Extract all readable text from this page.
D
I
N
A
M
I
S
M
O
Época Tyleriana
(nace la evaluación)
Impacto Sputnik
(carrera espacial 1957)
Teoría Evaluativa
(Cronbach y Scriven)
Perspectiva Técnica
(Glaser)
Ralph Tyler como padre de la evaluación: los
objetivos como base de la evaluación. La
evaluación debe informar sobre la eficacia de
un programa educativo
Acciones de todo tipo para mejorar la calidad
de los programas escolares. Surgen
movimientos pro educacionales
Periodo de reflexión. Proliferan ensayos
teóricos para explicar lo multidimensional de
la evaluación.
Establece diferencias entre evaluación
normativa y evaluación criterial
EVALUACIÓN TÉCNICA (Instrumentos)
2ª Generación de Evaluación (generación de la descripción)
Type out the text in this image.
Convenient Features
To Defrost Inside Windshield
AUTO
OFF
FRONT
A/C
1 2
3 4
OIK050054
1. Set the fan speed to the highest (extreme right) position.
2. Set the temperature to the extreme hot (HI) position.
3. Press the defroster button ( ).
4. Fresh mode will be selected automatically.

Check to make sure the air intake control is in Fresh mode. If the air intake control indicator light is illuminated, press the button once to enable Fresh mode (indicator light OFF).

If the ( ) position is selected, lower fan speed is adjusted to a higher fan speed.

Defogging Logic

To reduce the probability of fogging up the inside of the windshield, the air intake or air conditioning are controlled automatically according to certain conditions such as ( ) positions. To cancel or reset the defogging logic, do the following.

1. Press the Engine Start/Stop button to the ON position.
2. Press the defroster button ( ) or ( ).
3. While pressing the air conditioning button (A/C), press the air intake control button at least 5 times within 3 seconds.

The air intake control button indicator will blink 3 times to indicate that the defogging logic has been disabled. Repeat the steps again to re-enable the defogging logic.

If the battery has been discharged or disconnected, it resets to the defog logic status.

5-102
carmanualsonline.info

══════

■ **Written problem**
All of the data shown above must be copied exactly.

■ **Response to this task**
Extract all readable text from this page.
D
I
N
A
M
I
S
M
O
Época Tyleriana
(nace la evaluación)
Impacto Sputnik
(carrera espacial 1957)
Teoría Evaluativa
(Cronbach y Scriven)
Perspectiva Técnica
(Glaser)
Ralph Tyler como padre de la evaluación: los
objetivos como base de la evaluación. La
evaluación debe informar sobre la eficacia de
un programa educativo
Acciones de todo tipo para mejorar la calidad
de los programas escolares. Surgen
movimientos pro educacionales
Periodo de reflexión. Proliferan ensayos
teóricos para explicar lo multidimensional de
la evaluación.
Establece diferencias entre evaluación
normativa y evaluación criterial
EVALUACIÓN TÉCNICA (Instrumentos)
2ª Generación de Evaluación (generación de la descripción)
Type out the text in this image.
Convenient Features
To Defrost Inside Windshield
AUTO
OFF
FRONT
A/C
1 2
3 4
OIK050054
1. Set the fan speed to the highest (extreme right) position.
2. Set the temperature to the extreme hot (HI) position.
3. Press the defroster button ( ).
4. Fresh mode will be selected automatically.

Check to make sure the air intake control is in Fresh mode. If the air intake control indicator light is illuminated, press the button once to enable Fresh mode (indicator light OFF).

If the ( ) position is selected, lower fan speed is adjusted to a higher fan speed.

Defogging Logic

To reduce the probability of fogging up the inside of the windshield, the air intake or air conditioning are controlled automatically according to certain conditions such as ( ) positions. To cancel or reset the defogging logic, do the following.

1. Press the Engine Start/Stop button to the ON position.
2. Press the defroster button ( ) or ( ).
3. While pressing the air conditioning button (A/C), press the air intake control button at least 5 times within 3 seconds.

The air intake control button indicator will blink 3 times to indicate that the defogging logic has been disabled. Repeat the steps again to re-enable the defogging logic.

If the battery has been discharged or disconnected, it resets to the defog logic status.

5-102
carmanualsonline.info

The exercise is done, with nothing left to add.